▶ _Data rows_
════

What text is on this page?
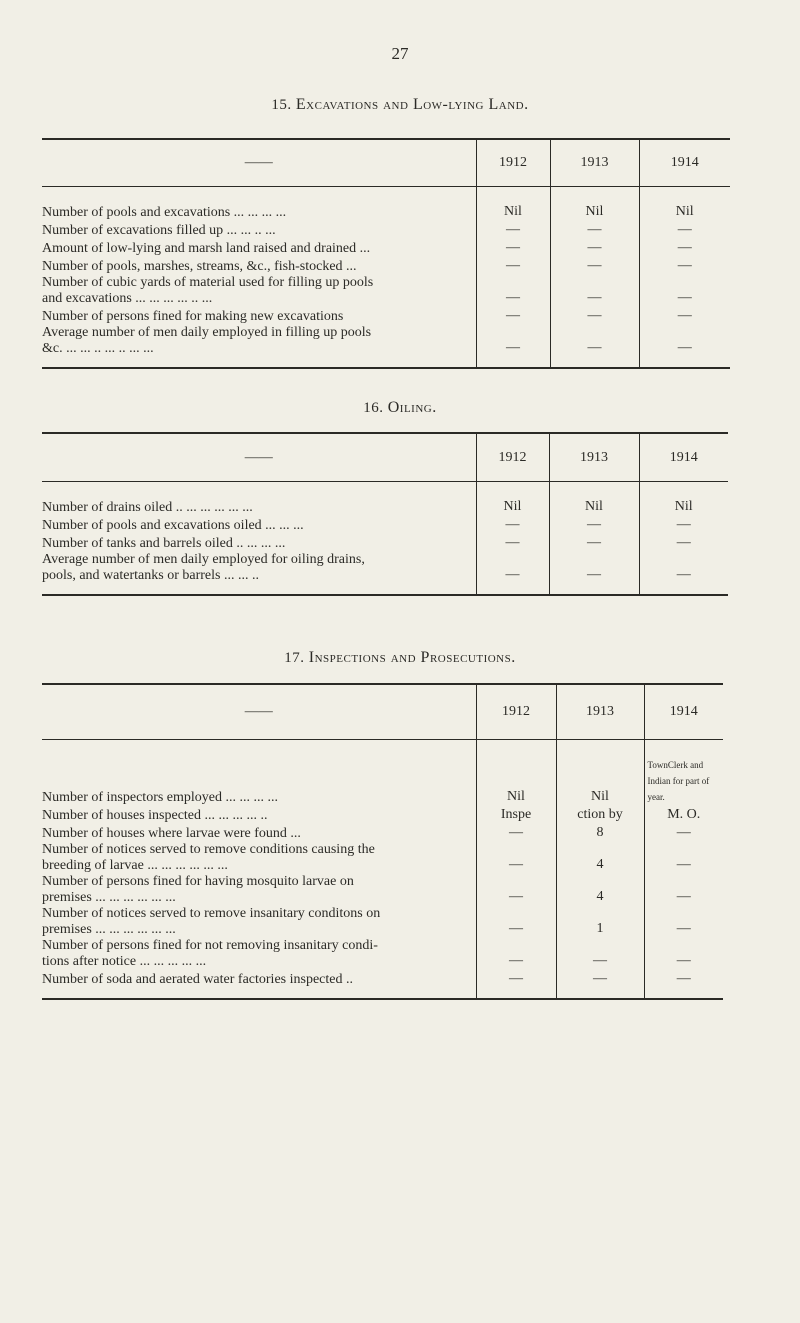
27
15. Excavations and Low-lying Land.

——	1912	1913	1914

Number of pools and excavations ... ... ... ...	Nil	Nil	Nil

Number of excavations filled up ... ... .. ...	—	—	—

Amount of low-lying and marsh land raised and drained ...	—	—	—

Number of pools, marshes, streams, &c., fish-stocked ...	—	—	—

Number of cubic yards of material used for filling up pools
and excavations ... ... ... ... .. ...	—	—	—

Number of persons fined for making new excavations	—	—	—

Average number of men daily employed in filling up pools
&c. ... ... .. ... .. ... ...	—	—	—

16. Oiling.

——	1912	1913	1914

Number of drains oiled .. ... ... ... ... ...	Nil	Nil	Nil

Number of pools and excavations oiled ... ... ...	—	—	—

Number of tanks and barrels oiled .. ... ... ...	—	—	—

Average number of men daily employed for oiling drains,
pools, and watertanks or barrels ... ... ..	—	—	—

17. Inspections and Prosecutions.

——	1912	1913	1914

Number of inspectors employed ... ... ... ...	Nil	Nil	TownClerk and Indian for part of year.

Number of houses inspected ... ... ... ... ..	Inspe	ction by	M. O.

Number of houses where larvae were found ...	—	8	—

Number of notices served to remove conditions causing the
breeding of larvae ... ... ... ... ... ...	—	4	—

Number of persons fined for having mosquito larvae on
premises ... ... ... ... ... ...	—	4	—

Number of notices served to remove insanitary conditons on
premises ... ... ... ... ... ...	—	1	—

Number of persons fined for not removing insanitary condi-
tions after notice ... ... ... ... ...	—	—	—

Number of soda and aerated water factories inspected ..	—	—	—
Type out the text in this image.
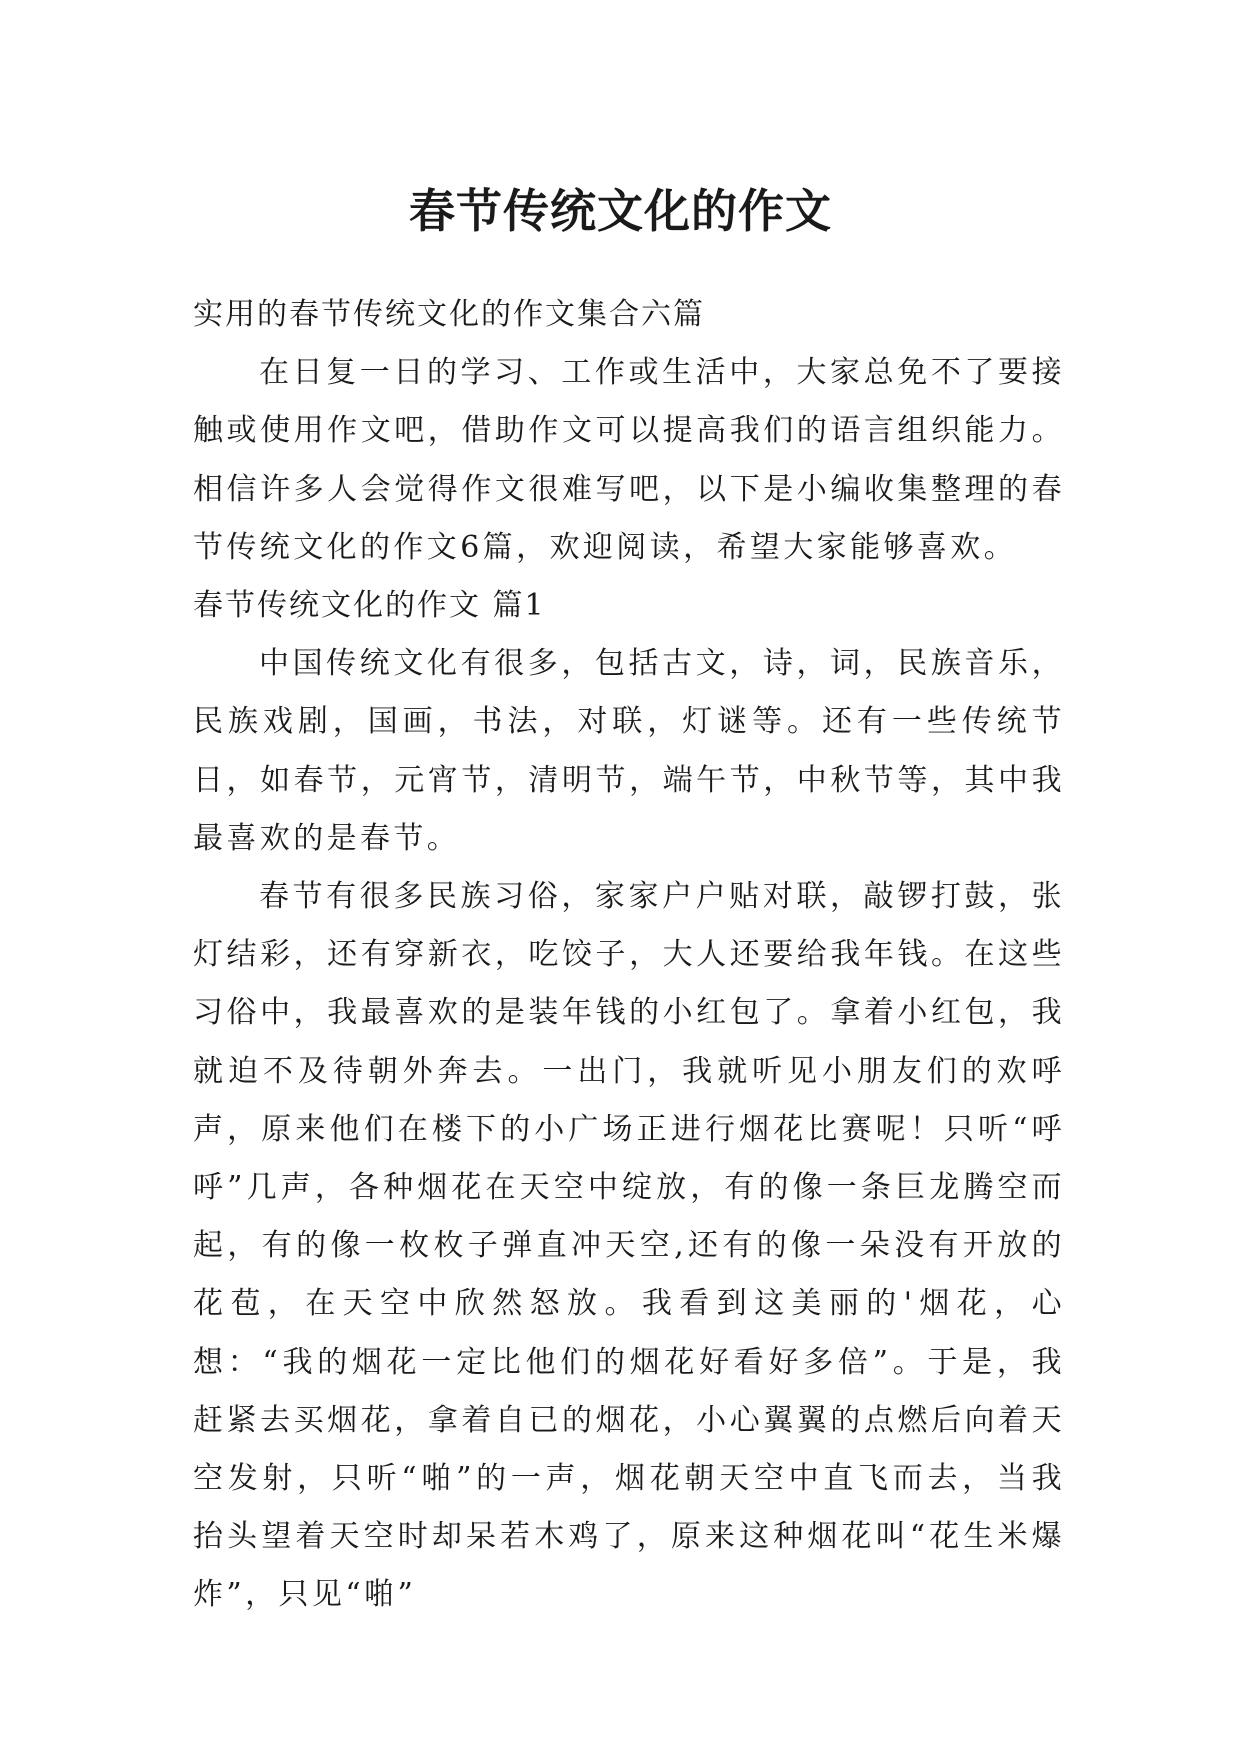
春节传统文化的作文

实用的春节传统文化的作文集合六篇

在日复一日的学习、工作或生活中，大家总免不了要接触或使用作文吧，借助作文可以提高我们的语言组织能力。相信许多人会觉得作文很难写吧，以下是小编收集整理的春节传统文化的作文6篇，欢迎阅读，希望大家能够喜欢。

春节传统文化的作文 篇1

中国传统文化有很多，包括古文，诗，词，民族音乐，民族戏剧，国画，书法，对联，灯谜等。还有一些传统节日，如春节，元宵节，清明节，端午节，中秋节等，其中我最喜欢的是春节。

春节有很多民族习俗，家家户户贴对联，敲锣打鼓，张灯结彩，还有穿新衣，吃饺子，大人还要给我年钱。在这些习俗中，我最喜欢的是装年钱的小红包了。拿着小红包，我就迫不及待朝外奔去。一出门，我就听见小朋友们的欢呼声，原来他们在楼下的小广场正进行烟花比赛呢！只听“呼呼”几声，各种烟花在天空中绽放，有的像一条巨龙腾空而起，有的像一枚枚子弹直冲天空,还有的像一朵没有开放的花苞，在天空中欣然怒放。我看到这美丽的'烟花，心想：“我的烟花一定比他们的烟花好看好多倍”。于是，我赶紧去买烟花，拿着自已的烟花，小心翼翼的点燃后向着天空发射，只听“啪”的一声，烟花朝天空中直飞而去，当我抬头望着天空时却呆若木鸡了，原来这种烟花叫“花生米爆炸”，只见“啪”
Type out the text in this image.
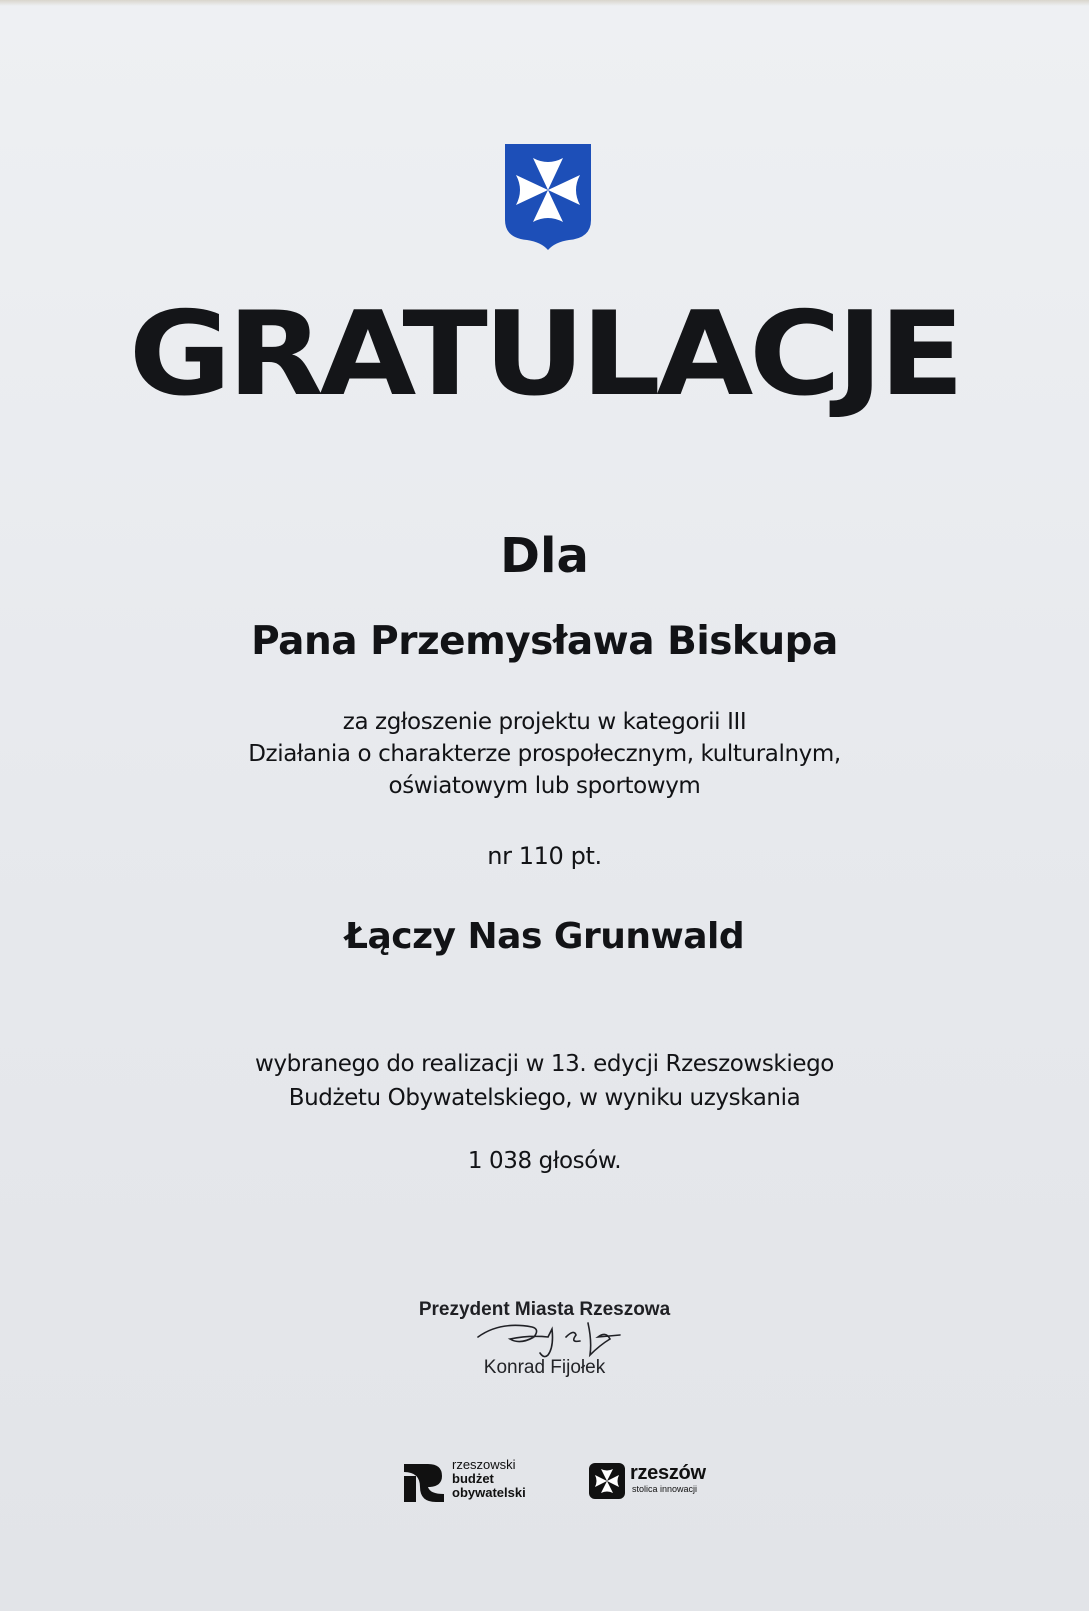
GRATULACJE
Dla
Pana Przemysława Biskupa
za zgłoszenie projektu w kategorii III
Działania o charakterze prospołecznym, kulturalnym,
oświatowym lub sportowym
nr 110 pt.
Łączy Nas Grunwald
wybranego do realizacji w 13. edycji Rzeszowskiego
Budżetu Obywatelskiego, w wyniku uzyskania
1 038 głosów.
Prezydent Miasta Rzeszowa
Konrad Fijołek
rzeszowski
budżet
obywatelski
rzeszów
stolica innowacji
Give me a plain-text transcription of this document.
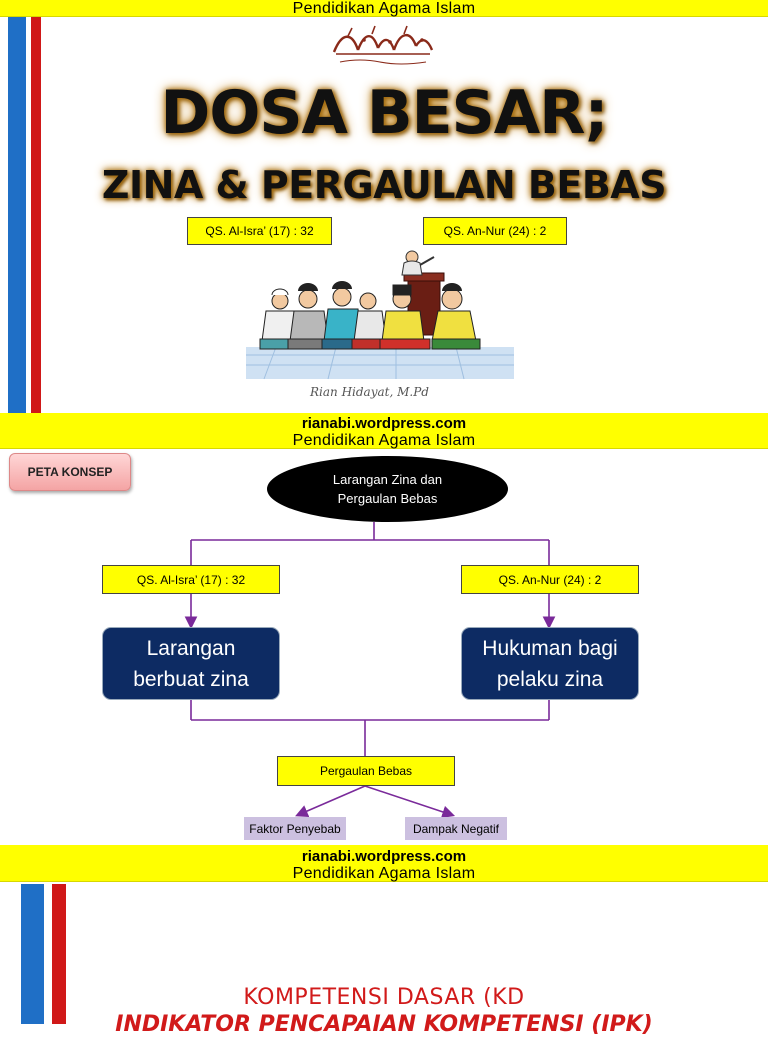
Pendidikan Agama Islam
DOSA BESAR;
ZINA & PERGAULAN BEBAS
QS. Al-Isra’ (17) : 32	QS. An-Nur (24) : 2
Rian Hidayat, M.Pd
rianabi.wordpress.com
Pendidikan Agama Islam
PETA KONSEP	Larangan Zina dan
Pergaulan Bebas
QS. Al-Isra’ (17) : 32	QS. An-Nur (24) : 2
Larangan
berbuat zina
Hukuman bagi
pelaku zina
Pergaulan Bebas
Faktor Penyebab	Dampak Negatif
rianabi.wordpress.com
Pendidikan Agama Islam
KOMPETENSI DASAR (KD
INDIKATOR PENCAPAIAN KOMPETENSI (IPK)
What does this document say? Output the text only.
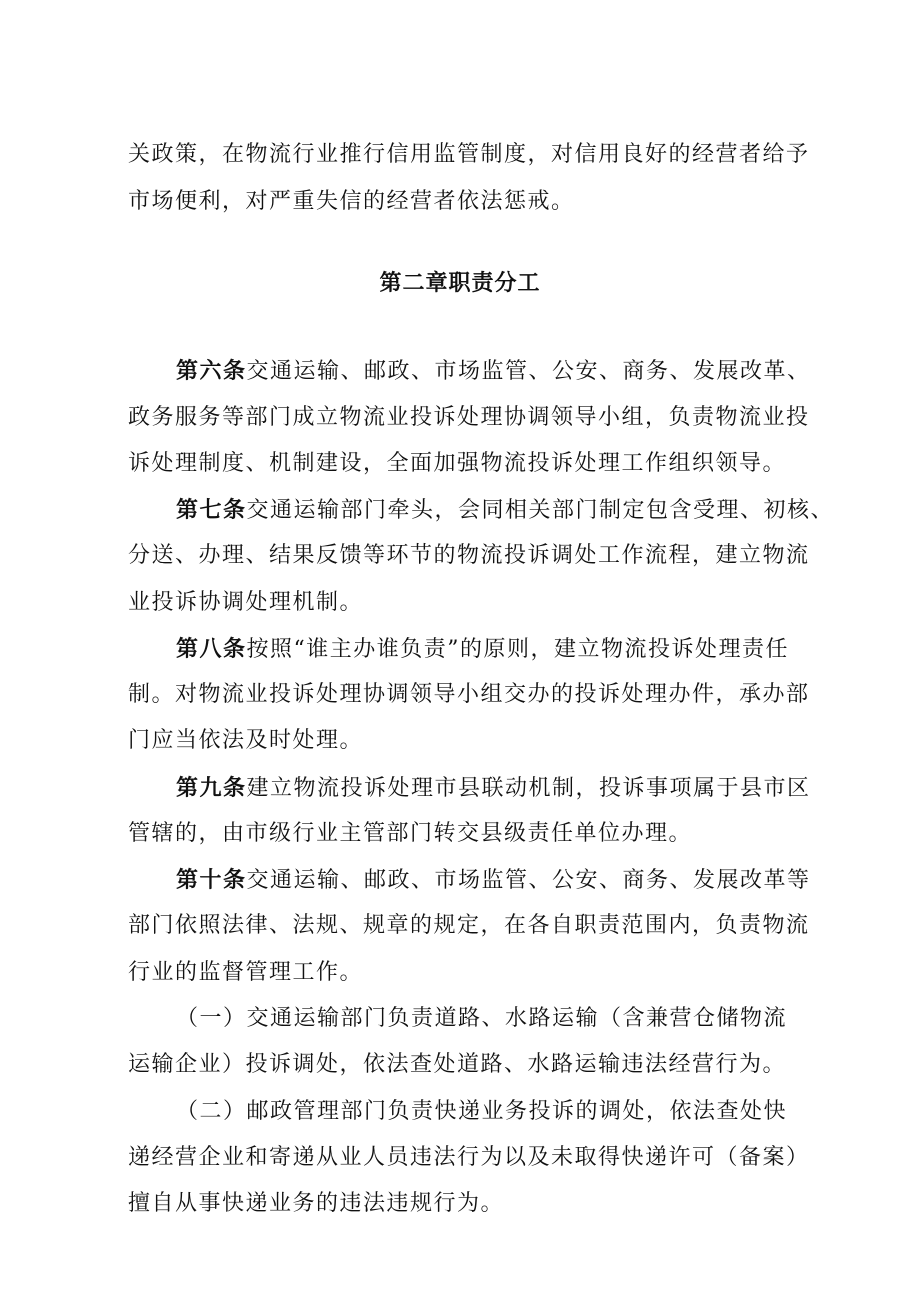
关政策，在物流行业推行信用监管制度，对信用良好的经营者给予
市场便利，对严重失信的经营者依法惩戒。
第二章职责分工
第六条交通运输、邮政、市场监管、公安、商务、发展改革、
政务服务等部门成立物流业投诉处理协调领导小组，负责物流业投
诉处理制度、机制建设，全面加强物流投诉处理工作组织领导。
第七条交通运输部门牵头，会同相关部门制定包含受理、初核、
分送、办理、结果反馈等环节的物流投诉调处工作流程，建立物流
业投诉协调处理机制。
第八条按照“谁主办谁负责”的原则，建立物流投诉处理责任
制。对物流业投诉处理协调领导小组交办的投诉处理办件，承办部
门应当依法及时处理。
第九条建立物流投诉处理市县联动机制，投诉事项属于县市区
管辖的，由市级行业主管部门转交县级责任单位办理。
第十条交通运输、邮政、市场监管、公安、商务、发展改革等
部门依照法律、法规、规章的规定，在各自职责范围内，负责物流
行业的监督管理工作。
（一）交通运输部门负责道路、水路运输（含兼营仓储物流
运输企业）投诉调处，依法查处道路、水路运输违法经营行为。
（二）邮政管理部门负责快递业务投诉的调处，依法查处快
递经营企业和寄递从业人员违法行为以及未取得快递许可（备案）
擅自从事快递业务的违法违规行为。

════

▶ _Work to do_
Copy every single line of the material above that holds "市场监管".

▶ _Result of this exercise_
第六条交通运输、邮政、市场监管、公安、商务、发展改革、
第十条交通运输、邮政、市场监管、公安、商务、发展改革等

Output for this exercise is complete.